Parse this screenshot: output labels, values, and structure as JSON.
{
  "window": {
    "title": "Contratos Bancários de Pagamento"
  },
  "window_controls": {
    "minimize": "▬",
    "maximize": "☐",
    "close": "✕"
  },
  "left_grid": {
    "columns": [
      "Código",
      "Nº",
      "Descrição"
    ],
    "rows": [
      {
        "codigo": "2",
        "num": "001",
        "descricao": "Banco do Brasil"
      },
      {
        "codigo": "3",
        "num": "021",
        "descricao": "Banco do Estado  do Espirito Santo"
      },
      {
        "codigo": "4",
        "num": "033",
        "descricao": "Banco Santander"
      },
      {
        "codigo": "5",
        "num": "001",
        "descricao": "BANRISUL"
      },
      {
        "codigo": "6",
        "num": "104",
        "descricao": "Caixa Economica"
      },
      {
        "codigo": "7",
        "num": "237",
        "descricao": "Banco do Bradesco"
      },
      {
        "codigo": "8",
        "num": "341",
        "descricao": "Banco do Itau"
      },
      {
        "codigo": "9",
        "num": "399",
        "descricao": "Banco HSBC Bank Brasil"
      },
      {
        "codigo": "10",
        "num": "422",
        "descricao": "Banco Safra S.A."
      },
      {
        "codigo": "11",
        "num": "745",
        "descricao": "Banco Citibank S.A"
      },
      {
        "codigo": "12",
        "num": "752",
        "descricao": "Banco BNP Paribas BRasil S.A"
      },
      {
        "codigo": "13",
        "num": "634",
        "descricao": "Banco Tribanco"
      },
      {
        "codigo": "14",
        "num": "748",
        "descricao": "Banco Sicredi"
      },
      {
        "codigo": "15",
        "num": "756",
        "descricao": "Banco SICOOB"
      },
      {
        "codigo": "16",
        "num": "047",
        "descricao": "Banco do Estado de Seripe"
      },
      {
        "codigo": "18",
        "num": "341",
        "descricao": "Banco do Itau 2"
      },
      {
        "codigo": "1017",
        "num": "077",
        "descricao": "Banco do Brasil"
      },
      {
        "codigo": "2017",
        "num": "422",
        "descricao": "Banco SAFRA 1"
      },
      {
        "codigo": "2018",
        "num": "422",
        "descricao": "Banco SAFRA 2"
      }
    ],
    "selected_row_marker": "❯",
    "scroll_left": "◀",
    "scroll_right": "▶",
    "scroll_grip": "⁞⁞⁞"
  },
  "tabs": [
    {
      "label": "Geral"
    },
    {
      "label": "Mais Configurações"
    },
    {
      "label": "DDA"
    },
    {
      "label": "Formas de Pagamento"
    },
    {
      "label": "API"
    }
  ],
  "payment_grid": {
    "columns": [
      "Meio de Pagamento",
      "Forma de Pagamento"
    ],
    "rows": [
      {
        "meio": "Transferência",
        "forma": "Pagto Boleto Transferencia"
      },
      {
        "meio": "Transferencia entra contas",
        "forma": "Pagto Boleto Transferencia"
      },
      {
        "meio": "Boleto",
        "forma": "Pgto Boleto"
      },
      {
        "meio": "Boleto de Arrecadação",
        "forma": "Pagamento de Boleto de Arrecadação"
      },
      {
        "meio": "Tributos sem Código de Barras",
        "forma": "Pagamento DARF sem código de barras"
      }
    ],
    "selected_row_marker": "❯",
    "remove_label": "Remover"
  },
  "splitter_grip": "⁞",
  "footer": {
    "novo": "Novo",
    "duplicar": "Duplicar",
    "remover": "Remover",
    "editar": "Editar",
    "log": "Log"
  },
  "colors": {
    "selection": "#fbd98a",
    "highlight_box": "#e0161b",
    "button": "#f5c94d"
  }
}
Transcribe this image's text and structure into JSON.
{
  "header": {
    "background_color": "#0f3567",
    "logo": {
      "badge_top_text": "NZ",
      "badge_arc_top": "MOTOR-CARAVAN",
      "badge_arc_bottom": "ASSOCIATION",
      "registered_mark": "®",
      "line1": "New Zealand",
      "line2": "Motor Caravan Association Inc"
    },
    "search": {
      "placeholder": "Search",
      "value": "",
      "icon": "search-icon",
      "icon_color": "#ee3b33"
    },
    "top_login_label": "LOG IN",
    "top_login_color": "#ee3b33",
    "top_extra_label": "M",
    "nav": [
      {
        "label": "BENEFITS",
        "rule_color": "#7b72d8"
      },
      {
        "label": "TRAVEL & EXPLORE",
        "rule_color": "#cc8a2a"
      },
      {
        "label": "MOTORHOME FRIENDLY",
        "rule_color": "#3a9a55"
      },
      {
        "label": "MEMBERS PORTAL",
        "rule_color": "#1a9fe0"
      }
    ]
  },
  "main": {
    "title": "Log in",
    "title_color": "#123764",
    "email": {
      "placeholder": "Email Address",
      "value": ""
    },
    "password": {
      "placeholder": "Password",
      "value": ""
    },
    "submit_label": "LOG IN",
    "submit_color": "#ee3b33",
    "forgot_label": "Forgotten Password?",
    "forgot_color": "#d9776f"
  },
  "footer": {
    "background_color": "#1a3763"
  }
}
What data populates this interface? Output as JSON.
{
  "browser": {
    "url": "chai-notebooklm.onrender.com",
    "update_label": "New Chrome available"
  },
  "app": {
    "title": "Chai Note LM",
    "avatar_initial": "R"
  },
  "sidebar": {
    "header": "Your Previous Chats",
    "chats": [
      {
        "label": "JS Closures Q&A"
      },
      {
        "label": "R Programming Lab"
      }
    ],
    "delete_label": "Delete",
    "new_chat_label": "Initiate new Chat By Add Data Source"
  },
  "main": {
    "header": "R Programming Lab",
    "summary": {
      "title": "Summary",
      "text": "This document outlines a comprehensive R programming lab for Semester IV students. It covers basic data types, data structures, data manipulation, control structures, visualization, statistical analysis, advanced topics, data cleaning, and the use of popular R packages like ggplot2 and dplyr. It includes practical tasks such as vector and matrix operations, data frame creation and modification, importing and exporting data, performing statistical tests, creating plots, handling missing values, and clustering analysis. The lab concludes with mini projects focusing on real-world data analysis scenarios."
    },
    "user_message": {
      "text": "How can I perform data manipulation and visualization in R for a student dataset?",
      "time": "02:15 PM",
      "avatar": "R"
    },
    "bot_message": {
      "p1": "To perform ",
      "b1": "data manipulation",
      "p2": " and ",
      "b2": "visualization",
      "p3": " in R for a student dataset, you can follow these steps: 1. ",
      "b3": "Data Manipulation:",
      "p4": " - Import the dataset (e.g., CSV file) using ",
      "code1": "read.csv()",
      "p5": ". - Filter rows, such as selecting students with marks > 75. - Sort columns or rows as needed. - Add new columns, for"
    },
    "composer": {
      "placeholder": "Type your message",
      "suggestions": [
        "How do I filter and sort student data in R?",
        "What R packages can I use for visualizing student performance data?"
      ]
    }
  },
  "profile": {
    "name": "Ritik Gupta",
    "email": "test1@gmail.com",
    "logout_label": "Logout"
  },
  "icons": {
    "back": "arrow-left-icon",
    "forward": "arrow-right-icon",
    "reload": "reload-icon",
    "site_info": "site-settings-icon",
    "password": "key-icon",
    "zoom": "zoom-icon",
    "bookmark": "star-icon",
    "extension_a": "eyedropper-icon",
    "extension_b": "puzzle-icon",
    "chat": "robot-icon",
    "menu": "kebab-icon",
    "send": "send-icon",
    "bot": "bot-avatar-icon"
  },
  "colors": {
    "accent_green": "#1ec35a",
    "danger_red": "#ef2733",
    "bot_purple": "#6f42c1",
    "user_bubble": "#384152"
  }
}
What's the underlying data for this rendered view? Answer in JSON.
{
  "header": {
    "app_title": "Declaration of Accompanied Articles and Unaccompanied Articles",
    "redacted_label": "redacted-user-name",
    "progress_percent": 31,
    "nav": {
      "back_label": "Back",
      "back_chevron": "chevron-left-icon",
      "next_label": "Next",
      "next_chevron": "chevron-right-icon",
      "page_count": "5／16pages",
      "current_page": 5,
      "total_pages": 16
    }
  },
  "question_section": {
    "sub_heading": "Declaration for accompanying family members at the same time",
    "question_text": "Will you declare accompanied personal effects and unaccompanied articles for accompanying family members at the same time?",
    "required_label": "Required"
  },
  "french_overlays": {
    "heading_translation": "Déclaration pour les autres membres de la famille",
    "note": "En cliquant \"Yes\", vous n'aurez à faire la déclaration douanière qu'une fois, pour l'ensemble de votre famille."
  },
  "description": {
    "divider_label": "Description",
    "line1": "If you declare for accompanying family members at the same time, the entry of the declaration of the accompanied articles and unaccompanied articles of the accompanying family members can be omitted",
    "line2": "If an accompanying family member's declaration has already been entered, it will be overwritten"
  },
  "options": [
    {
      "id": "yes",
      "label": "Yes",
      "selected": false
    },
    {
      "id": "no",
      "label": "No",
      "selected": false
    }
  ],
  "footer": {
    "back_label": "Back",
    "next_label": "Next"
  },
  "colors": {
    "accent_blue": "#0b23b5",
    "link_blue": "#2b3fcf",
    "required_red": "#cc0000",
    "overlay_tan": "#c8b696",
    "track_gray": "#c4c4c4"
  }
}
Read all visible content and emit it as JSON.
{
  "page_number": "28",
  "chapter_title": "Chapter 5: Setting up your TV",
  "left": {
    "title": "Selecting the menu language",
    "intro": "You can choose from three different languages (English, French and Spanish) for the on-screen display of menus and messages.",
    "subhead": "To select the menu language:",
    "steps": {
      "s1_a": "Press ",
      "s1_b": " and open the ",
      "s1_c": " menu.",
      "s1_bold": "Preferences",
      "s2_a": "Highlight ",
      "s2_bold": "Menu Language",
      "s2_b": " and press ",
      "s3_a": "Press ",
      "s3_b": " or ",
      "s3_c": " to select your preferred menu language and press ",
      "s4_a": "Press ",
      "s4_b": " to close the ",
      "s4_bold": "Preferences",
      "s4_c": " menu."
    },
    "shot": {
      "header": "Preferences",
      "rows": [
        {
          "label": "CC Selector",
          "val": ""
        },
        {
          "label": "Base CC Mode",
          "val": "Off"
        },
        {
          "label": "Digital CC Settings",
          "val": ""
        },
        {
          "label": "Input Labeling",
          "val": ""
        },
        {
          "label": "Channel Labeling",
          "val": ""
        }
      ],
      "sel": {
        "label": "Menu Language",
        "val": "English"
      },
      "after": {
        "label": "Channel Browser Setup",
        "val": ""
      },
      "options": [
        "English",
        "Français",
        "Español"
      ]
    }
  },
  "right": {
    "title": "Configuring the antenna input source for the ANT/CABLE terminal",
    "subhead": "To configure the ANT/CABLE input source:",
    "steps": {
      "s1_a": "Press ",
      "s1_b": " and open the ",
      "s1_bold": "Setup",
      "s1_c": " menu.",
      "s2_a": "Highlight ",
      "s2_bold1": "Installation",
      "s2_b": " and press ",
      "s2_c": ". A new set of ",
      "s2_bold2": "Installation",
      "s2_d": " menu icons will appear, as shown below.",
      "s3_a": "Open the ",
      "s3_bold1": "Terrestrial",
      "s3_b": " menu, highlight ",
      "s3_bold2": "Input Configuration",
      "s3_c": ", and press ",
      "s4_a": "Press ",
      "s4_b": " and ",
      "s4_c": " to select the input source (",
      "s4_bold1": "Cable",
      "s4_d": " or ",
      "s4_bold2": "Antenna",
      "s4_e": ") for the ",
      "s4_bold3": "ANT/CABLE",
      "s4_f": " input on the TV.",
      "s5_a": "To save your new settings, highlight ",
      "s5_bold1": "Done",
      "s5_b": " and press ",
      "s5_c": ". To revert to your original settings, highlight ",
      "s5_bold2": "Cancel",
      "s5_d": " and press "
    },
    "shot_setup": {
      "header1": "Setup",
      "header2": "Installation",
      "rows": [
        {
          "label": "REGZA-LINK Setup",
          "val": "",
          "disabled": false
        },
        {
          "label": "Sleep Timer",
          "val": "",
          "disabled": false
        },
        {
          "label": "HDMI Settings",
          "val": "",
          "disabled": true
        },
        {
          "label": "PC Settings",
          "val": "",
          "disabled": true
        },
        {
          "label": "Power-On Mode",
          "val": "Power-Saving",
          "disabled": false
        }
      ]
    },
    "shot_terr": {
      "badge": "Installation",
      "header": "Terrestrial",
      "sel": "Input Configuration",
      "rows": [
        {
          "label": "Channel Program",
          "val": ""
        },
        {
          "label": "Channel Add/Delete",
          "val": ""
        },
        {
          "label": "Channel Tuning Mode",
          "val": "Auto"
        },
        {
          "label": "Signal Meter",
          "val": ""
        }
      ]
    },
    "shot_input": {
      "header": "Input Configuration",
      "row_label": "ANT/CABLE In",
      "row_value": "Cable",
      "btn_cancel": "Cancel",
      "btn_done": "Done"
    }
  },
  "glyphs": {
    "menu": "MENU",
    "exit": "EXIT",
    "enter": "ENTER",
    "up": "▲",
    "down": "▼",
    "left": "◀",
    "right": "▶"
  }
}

*Written exercise*:
Identify every line above that includes the word "Estado", and show those lines.

*The response*:
        "descricao": "Banco do Estado  do Espirito Santo"
        "descricao": "Banco do Estado de Seripe"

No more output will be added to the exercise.